#### Task directions:
Go through the listing and write out all of it exactly.

[Collected data entries]

________________________________________

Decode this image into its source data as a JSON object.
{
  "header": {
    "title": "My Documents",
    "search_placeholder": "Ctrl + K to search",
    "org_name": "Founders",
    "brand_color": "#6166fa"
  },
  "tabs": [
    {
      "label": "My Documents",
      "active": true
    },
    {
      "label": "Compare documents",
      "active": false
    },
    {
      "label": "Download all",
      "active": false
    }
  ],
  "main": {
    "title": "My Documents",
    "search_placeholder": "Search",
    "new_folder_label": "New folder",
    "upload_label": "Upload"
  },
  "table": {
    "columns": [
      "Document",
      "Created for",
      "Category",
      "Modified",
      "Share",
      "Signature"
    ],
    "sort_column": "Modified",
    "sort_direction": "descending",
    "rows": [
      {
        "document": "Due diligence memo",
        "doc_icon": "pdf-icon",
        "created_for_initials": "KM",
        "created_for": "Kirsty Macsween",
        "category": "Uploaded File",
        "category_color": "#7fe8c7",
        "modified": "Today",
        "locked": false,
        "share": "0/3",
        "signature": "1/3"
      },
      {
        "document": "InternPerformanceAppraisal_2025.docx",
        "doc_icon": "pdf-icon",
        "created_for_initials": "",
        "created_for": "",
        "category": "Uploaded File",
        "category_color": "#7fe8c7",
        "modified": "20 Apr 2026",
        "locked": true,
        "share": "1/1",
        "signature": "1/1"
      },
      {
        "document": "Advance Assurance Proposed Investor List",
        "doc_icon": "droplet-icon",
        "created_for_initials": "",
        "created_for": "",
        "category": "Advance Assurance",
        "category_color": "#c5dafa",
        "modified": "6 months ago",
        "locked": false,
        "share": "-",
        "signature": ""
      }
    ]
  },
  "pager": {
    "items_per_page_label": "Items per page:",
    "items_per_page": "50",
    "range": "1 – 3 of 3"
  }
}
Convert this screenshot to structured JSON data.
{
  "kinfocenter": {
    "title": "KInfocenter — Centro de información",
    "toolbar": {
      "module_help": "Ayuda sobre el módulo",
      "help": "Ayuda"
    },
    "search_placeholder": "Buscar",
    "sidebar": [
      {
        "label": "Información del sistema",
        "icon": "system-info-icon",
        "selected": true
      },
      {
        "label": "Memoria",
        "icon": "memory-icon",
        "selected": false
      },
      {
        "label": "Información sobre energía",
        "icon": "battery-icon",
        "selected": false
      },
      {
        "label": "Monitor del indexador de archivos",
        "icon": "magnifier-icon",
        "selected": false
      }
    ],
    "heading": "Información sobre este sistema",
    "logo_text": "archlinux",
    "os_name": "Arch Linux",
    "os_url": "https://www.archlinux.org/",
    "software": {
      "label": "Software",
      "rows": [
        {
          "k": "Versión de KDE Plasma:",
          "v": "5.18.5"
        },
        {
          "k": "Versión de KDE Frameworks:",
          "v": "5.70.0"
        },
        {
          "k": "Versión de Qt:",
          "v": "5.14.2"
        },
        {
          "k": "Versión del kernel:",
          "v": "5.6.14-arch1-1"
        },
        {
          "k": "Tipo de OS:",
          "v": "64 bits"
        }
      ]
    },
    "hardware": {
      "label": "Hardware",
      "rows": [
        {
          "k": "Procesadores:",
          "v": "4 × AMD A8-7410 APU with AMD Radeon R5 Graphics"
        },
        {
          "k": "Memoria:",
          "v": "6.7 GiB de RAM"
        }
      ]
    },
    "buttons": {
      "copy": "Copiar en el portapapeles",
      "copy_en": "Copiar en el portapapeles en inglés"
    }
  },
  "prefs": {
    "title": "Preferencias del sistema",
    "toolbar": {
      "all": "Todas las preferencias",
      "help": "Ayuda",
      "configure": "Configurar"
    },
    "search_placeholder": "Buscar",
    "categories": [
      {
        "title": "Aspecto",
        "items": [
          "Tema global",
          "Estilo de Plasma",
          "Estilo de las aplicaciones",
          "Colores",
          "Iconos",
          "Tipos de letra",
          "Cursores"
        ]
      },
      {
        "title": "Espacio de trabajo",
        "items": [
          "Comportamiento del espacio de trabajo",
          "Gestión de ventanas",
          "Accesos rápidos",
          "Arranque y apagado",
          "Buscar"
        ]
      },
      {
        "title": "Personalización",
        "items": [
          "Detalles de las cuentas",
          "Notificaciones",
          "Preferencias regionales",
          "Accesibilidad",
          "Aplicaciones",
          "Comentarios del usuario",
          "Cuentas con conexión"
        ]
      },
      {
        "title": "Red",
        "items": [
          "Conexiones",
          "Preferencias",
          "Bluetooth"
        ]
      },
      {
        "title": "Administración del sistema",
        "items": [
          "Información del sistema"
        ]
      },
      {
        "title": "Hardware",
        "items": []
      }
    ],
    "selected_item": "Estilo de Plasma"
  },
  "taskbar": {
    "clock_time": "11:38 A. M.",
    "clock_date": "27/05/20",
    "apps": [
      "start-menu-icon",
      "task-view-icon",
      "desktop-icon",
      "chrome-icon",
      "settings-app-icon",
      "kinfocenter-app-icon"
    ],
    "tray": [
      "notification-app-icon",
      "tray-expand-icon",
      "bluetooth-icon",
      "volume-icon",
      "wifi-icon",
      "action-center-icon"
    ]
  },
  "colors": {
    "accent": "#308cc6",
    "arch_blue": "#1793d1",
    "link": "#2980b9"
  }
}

________________________________________

#### Exercise response:
Decode this image into its source data as a JSON object.
{
  "header": {
    "title": "My Documents",
    "search_placeholder": "Ctrl + K to search",
    "org_name": "Founders",
    "brand_color": "#6166fa"
  },
  "tabs": [
    {
      "label": "My Documents",
      "active": true
    },
    {
      "label": "Compare documents",
      "active": false
    },
    {
      "label": "Download all",
      "active": false
    }
  ],
  "main": {
    "title": "My Documents",
    "search_placeholder": "Search",
    "new_folder_label": "New folder",
    "upload_label": "Upload"
  },
  "table": {
    "columns": [
      "Document",
      "Created for",
      "Category",
      "Modified",
      "Share",
      "Signature"
    ],
    "sort_column": "Modified",
    "sort_direction": "descending",
    "rows": [
      {
        "document": "Due diligence memo",
        "doc_icon": "pdf-icon",
        "created_for_initials": "KM",
        "created_for": "Kirsty Macsween",
        "category": "Uploaded File",
        "category_color": "#7fe8c7",
        "modified": "Today",
        "locked": false,
        "share": "0/3",
        "signature": "1/3"
      },
      {
        "document": "InternPerformanceAppraisal_2025.docx",
        "doc_icon": "pdf-icon",
        "created_for_initials": "",
        "created_for": "",
        "category": "Uploaded File",
        "category_color": "#7fe8c7",
        "modified": "20 Apr 2026",
        "locked": true,
        "share": "1/1",
        "signature": "1/1"
      },
      {
        "document": "Advance Assurance Proposed Investor List",
        "doc_icon": "droplet-icon",
        "created_for_initials": "",
        "created_for": "",
        "category": "Advance Assurance",
        "category_color": "#c5dafa",
        "modified": "6 months ago",
        "locked": false,
        "share": "-",
        "signature": ""
      }
    ]
  },
  "pager": {
    "items_per_page_label": "Items per page:",
    "items_per_page": "50",
    "range": "1 – 3 of 3"
  }
}
Convert this screenshot to structured JSON data.
{
  "kinfocenter": {
    "title": "KInfocenter — Centro de información",
    "toolbar": {
      "module_help": "Ayuda sobre el módulo",
      "help": "Ayuda"
    },
    "search_placeholder": "Buscar",
    "sidebar": [
      {
        "label": "Información del sistema",
        "icon": "system-info-icon",
        "selected": true
      },
      {
        "label": "Memoria",
        "icon": "memory-icon",
        "selected": false
      },
      {
        "label": "Información sobre energía",
        "icon": "battery-icon",
        "selected": false
      },
      {
        "label": "Monitor del indexador de archivos",
        "icon": "magnifier-icon",
        "selected": false
      }
    ],
    "heading": "Información sobre este sistema",
    "logo_text": "archlinux",
    "os_name": "Arch Linux",
    "os_url": "https://www.archlinux.org/",
    "software": {
      "label": "Software",
      "rows": [
        {
          "k": "Versión de KDE Plasma:",
          "v": "5.18.5"
        },
        {
          "k": "Versión de KDE Frameworks:",
          "v": "5.70.0"
        },
        {
          "k": "Versión de Qt:",
          "v": "5.14.2"
        },
        {
          "k": "Versión del kernel:",
          "v": "5.6.14-arch1-1"
        },
        {
          "k": "Tipo de OS:",
          "v": "64 bits"
        }
      ]
    },
    "hardware": {
      "label": "Hardware",
      "rows": [
        {
          "k": "Procesadores:",
          "v": "4 × AMD A8-7410 APU with AMD Radeon R5 Graphics"
        },
        {
          "k": "Memoria:",
          "v": "6.7 GiB de RAM"
        }
      ]
    },
    "buttons": {
      "copy": "Copiar en el portapapeles",
      "copy_en": "Copiar en el portapapeles en inglés"
    }
  },
  "prefs": {
    "title": "Preferencias del sistema",
    "toolbar": {
      "all": "Todas las preferencias",
      "help": "Ayuda",
      "configure": "Configurar"
    },
    "search_placeholder": "Buscar",
    "categories": [
      {
        "title": "Aspecto",
        "items": [
          "Tema global",
          "Estilo de Plasma",
          "Estilo de las aplicaciones",
          "Colores",
          "Iconos",
          "Tipos de letra",
          "Cursores"
        ]
      },
      {
        "title": "Espacio de trabajo",
        "items": [
          "Comportamiento del espacio de trabajo",
          "Gestión de ventanas",
          "Accesos rápidos",
          "Arranque y apagado",
          "Buscar"
        ]
      },
      {
        "title": "Personalización",
        "items": [
          "Detalles de las cuentas",
          "Notificaciones",
          "Preferencias regionales",
          "Accesibilidad",
          "Aplicaciones",
          "Comentarios del usuario",
          "Cuentas con conexión"
        ]
      },
      {
        "title": "Red",
        "items": [
          "Conexiones",
          "Preferencias",
          "Bluetooth"
        ]
      },
      {
        "title": "Administración del sistema",
        "items": [
          "Información del sistema"
        ]
      },
      {
        "title": "Hardware",
        "items": []
      }
    ],
    "selected_item": "Estilo de Plasma"
  },
  "taskbar": {
    "clock_time": "11:38 A. M.",
    "clock_date": "27/05/20",
    "apps": [
      "start-menu-icon",
      "task-view-icon",
      "desktop-icon",
      "chrome-icon",
      "settings-app-icon",
      "kinfocenter-app-icon"
    ],
    "tray": [
      "notification-app-icon",
      "tray-expand-icon",
      "bluetooth-icon",
      "volume-icon",
      "wifi-icon",
      "action-center-icon"
    ]
  },
  "colors": {
    "accent": "#308cc6",
    "arch_blue": "#1793d1",
    "link": "#2980b9"
  }
}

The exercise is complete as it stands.